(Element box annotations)
-- START --

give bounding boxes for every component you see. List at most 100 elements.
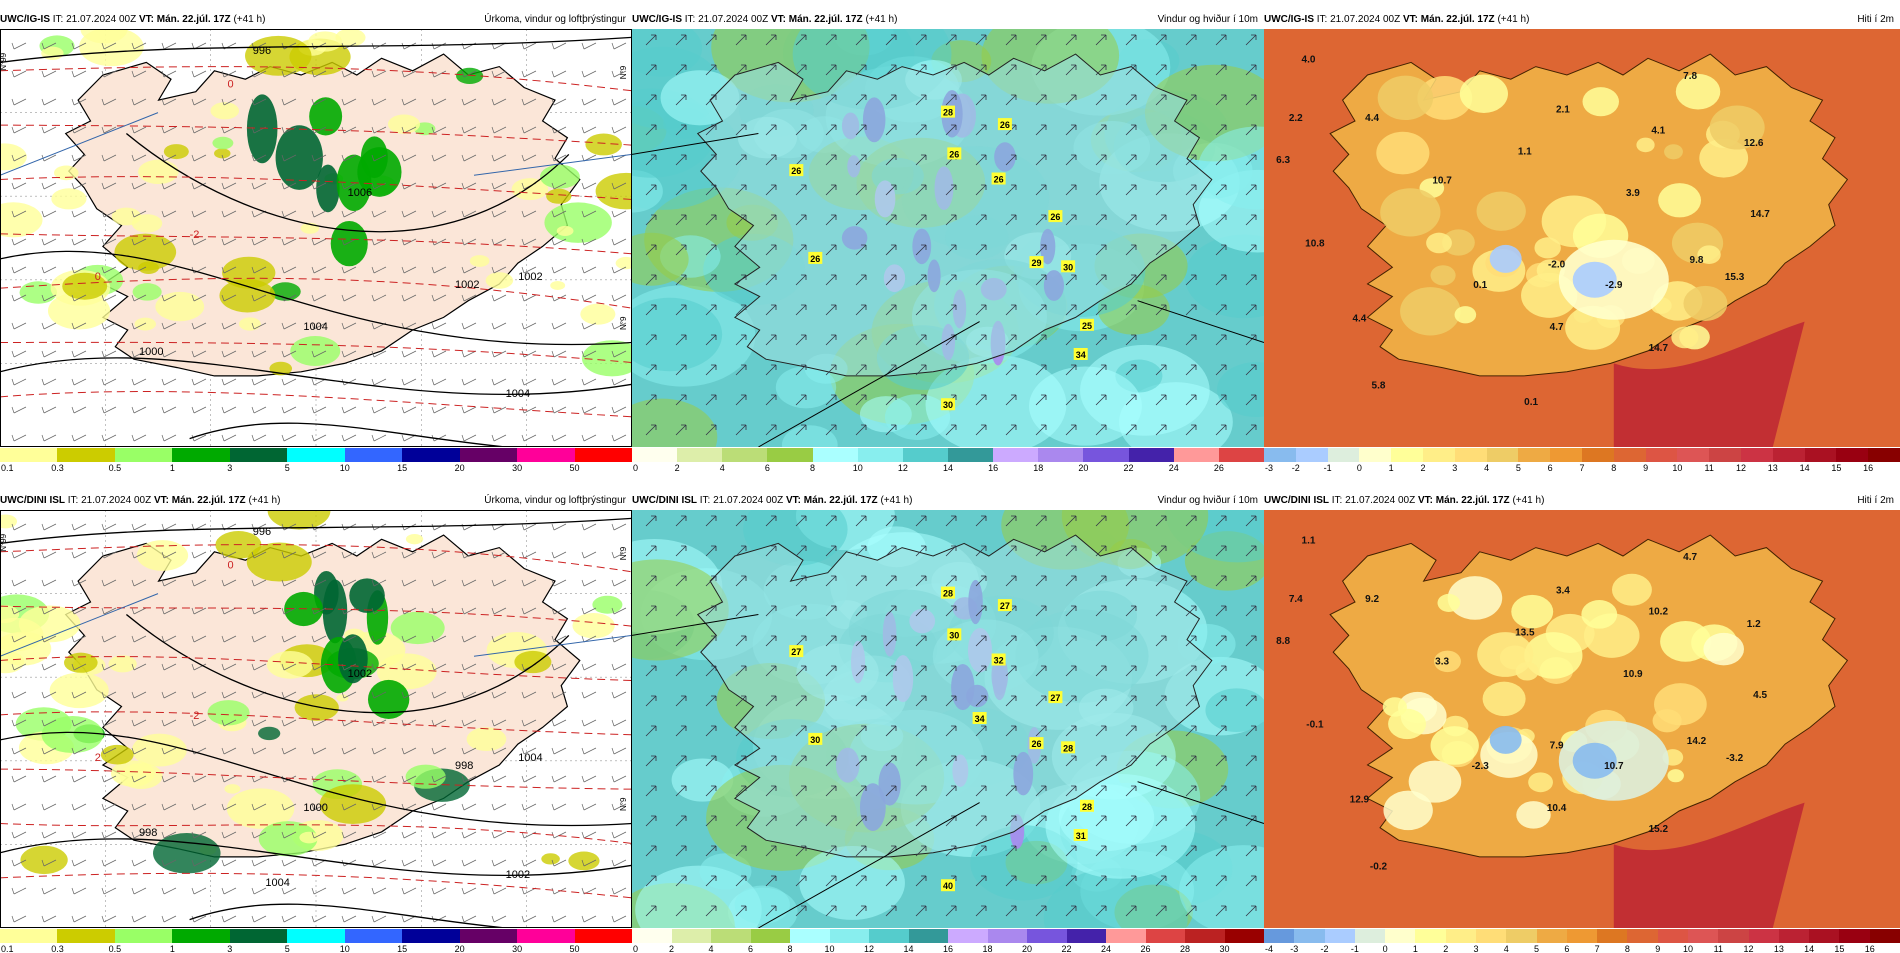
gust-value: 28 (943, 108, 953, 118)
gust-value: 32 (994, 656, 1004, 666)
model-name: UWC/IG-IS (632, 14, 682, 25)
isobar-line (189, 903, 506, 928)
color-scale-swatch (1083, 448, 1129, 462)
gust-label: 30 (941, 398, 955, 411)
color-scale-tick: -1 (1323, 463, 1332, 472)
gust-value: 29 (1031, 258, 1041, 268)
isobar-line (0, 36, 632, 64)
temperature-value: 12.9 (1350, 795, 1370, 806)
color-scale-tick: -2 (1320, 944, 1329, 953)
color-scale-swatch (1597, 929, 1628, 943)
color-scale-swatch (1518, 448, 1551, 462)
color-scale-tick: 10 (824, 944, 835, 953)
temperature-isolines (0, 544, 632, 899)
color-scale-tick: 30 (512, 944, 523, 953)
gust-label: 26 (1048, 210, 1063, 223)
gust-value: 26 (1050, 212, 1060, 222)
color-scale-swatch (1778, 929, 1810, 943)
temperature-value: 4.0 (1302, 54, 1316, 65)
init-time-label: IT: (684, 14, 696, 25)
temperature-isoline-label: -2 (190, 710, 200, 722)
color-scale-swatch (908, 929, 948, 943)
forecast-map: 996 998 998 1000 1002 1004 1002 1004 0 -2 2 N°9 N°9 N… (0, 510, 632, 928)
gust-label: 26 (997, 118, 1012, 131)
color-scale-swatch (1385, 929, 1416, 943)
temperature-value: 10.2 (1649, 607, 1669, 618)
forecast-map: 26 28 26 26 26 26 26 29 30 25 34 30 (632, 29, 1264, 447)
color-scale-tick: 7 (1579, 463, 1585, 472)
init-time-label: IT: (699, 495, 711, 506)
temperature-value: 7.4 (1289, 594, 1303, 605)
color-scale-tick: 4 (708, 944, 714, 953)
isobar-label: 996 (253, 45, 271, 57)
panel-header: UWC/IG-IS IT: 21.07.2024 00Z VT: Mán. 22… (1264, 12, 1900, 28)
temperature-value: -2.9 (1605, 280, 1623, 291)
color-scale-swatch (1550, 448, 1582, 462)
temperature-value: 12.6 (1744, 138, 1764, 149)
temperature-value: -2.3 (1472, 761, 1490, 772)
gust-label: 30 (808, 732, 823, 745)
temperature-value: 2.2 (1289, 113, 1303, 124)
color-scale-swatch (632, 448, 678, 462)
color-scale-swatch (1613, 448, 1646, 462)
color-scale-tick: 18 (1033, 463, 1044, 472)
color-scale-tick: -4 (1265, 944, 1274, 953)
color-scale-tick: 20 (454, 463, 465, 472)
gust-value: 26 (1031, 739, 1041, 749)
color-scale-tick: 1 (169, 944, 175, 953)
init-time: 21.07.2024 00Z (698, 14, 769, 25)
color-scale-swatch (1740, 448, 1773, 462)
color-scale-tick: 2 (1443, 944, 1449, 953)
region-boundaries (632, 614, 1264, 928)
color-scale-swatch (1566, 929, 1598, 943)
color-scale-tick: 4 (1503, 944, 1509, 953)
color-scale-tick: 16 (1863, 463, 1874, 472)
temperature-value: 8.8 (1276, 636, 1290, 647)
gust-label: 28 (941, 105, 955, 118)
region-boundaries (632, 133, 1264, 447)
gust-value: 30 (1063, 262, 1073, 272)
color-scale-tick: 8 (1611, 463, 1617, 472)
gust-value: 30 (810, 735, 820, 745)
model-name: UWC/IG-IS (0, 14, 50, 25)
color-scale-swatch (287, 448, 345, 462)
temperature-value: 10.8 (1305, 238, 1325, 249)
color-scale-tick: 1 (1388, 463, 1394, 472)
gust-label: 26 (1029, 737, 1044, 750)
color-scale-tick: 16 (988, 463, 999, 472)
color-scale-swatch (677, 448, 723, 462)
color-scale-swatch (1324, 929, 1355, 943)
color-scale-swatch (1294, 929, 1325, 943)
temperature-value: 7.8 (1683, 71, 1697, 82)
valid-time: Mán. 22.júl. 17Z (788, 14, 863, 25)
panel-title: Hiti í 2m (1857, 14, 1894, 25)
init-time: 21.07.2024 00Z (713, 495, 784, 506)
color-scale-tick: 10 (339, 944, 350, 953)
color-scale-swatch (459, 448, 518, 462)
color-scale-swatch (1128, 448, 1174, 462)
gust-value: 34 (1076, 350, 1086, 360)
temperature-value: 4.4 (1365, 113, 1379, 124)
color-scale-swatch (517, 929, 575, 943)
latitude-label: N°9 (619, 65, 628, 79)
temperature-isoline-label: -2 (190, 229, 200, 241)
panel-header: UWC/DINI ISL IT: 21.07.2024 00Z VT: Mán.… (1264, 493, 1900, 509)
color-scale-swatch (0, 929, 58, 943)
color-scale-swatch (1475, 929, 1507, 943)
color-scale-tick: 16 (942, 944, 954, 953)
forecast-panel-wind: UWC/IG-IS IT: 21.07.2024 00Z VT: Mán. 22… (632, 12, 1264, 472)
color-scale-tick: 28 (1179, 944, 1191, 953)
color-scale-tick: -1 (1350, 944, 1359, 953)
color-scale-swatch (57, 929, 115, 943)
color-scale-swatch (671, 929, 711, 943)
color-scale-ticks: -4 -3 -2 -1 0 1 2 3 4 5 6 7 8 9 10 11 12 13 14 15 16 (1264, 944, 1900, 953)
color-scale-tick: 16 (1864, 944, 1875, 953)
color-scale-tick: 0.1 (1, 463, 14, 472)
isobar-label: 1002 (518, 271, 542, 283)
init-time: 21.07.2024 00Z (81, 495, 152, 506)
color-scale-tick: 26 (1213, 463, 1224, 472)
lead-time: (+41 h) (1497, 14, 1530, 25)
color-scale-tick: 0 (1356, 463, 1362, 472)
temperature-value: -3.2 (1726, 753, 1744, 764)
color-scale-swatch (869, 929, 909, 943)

-- END --

Edit the material by replacing every "color-scale-swatch" with "legend-swatch" and keeping all other text unchanged. Leave the picture lines out of your answer.

give bounding boxes for every component you see. List at most 100 elements.
gust-value: 28 (943, 108, 953, 118)
gust-value: 32 (994, 656, 1004, 666)
model-name: UWC/IG-IS (632, 14, 682, 25)
isobar-line (189, 903, 506, 928)
legend-swatch (1083, 448, 1129, 462)
gust-label: 30 (941, 398, 955, 411)
color-scale-tick: -1 (1323, 463, 1332, 472)
gust-value: 29 (1031, 258, 1041, 268)
isobar-line (0, 36, 632, 64)
temperature-value: 12.9 (1350, 795, 1370, 806)
color-scale-tick: -2 (1320, 944, 1329, 953)
legend-swatch (1597, 929, 1628, 943)
legend-swatch (1518, 448, 1551, 462)
color-scale-tick: 10 (824, 944, 835, 953)
temperature-isolines (0, 544, 632, 899)
color-scale-tick: 30 (512, 944, 523, 953)
gust-label: 26 (1048, 210, 1063, 223)
gust-value: 26 (1050, 212, 1060, 222)
legend-swatch (1778, 929, 1810, 943)
temperature-value: 4.0 (1302, 54, 1316, 65)
init-time-label: IT: (684, 14, 696, 25)
temperature-isoline-label: -2 (190, 710, 200, 722)
legend-swatch (908, 929, 948, 943)
forecast-map: 996 998 998 1000 1002 1004 1002 1004 0 -2 2 N°9 N°9 N… (0, 510, 632, 928)
gust-label: 26 (997, 118, 1012, 131)
legend-swatch (1385, 929, 1416, 943)
temperature-value: 10.2 (1649, 607, 1669, 618)
forecast-map: 26 28 26 26 26 26 26 29 30 25 34 30 (632, 29, 1264, 447)
color-scale-tick: 7 (1579, 463, 1585, 472)
init-time-label: IT: (699, 495, 711, 506)
temperature-value: 7.4 (1289, 594, 1303, 605)
color-scale-tick: 4 (708, 944, 714, 953)
isobar-label: 996 (253, 45, 271, 57)
panel-header: UWC/IG-IS IT: 21.07.2024 00Z VT: Mán. 22… (1264, 12, 1900, 28)
temperature-value: -2.9 (1605, 280, 1623, 291)
legend-swatch (1550, 448, 1582, 462)
temperature-value: 12.6 (1744, 138, 1764, 149)
temperature-value: -2.3 (1472, 761, 1490, 772)
gust-label: 30 (808, 732, 823, 745)
temperature-value: 2.2 (1289, 113, 1303, 124)
legend-swatch (632, 448, 678, 462)
legend-swatch (1613, 448, 1646, 462)
color-scale-tick: 18 (1033, 463, 1044, 472)
color-scale-tick: -4 (1265, 944, 1274, 953)
color-scale-tick: 20 (454, 463, 465, 472)
gust-value: 26 (1031, 739, 1041, 749)
color-scale-tick: 1 (169, 944, 175, 953)
init-time: 21.07.2024 00Z (698, 14, 769, 25)
legend-swatch (1740, 448, 1773, 462)
color-scale-tick: 2 (1443, 944, 1449, 953)
region-boundaries (632, 614, 1264, 928)
legend-swatch (1566, 929, 1598, 943)
color-scale-tick: 4 (1503, 944, 1509, 953)
color-scale-tick: 16 (1863, 463, 1874, 472)
temperature-value: 8.8 (1276, 636, 1290, 647)
gust-label: 28 (941, 105, 955, 118)
region-boundaries (632, 133, 1264, 447)
gust-value: 30 (1063, 262, 1073, 272)
color-scale-tick: 8 (1611, 463, 1617, 472)
gust-value: 30 (810, 735, 820, 745)
model-name: UWC/IG-IS (0, 14, 50, 25)
legend-swatch (287, 448, 345, 462)
temperature-value: 10.8 (1305, 238, 1325, 249)
color-scale-tick: 1 (1388, 463, 1394, 472)
gust-label: 26 (1029, 737, 1044, 750)
color-scale-tick: 16 (988, 463, 999, 472)
legend-swatch (677, 448, 723, 462)
legend-swatch (1324, 929, 1355, 943)
legend-swatch (1294, 929, 1325, 943)
temperature-value: 7.8 (1683, 71, 1697, 82)
valid-time: Mán. 22.júl. 17Z (788, 14, 863, 25)
panel-title: Hiti í 2m (1857, 14, 1894, 25)
init-time: 21.07.2024 00Z (713, 495, 784, 506)
color-scale-tick: 10 (339, 944, 350, 953)
legend-swatch (459, 448, 518, 462)
legend-swatch (1128, 448, 1174, 462)
gust-value: 34 (1076, 350, 1086, 360)
temperature-value: 4.4 (1365, 113, 1379, 124)
legend-swatch (517, 929, 575, 943)
latitude-label: N°9 (619, 65, 628, 79)
temperature-isoline-label: -2 (190, 229, 200, 241)
panel-header: UWC/DINI ISL IT: 21.07.2024 00Z VT: Mán.… (1264, 493, 1900, 509)
legend-swatch (0, 929, 58, 943)
legend-swatch (1475, 929, 1507, 943)
color-scale-tick: 16 (942, 944, 954, 953)
forecast-panel-wind: UWC/IG-IS IT: 21.07.2024 00Z VT: Mán. 22… (632, 12, 1264, 472)
color-scale-tick: 28 (1179, 944, 1191, 953)
color-scale-tick: -1 (1350, 944, 1359, 953)
legend-swatch (57, 929, 115, 943)
legend-swatch (671, 929, 711, 943)
color-scale-ticks: -4 -3 -2 -1 0 1 2 3 4 5 6 7 8 9 10 11 12 13 14 15 16 (1264, 944, 1900, 953)
color-scale-tick: 16 (1864, 944, 1875, 953)
color-scale-tick: 0.1 (1, 463, 14, 472)
isobar-label: 1002 (518, 271, 542, 283)
init-time: 21.07.2024 00Z (81, 495, 152, 506)
color-scale-tick: 26 (1213, 463, 1224, 472)
lead-time: (+41 h) (1497, 14, 1530, 25)
color-scale-tick: 0 (1356, 463, 1362, 472)
temperature-value: -3.2 (1726, 753, 1744, 764)
legend-swatch (869, 929, 909, 943)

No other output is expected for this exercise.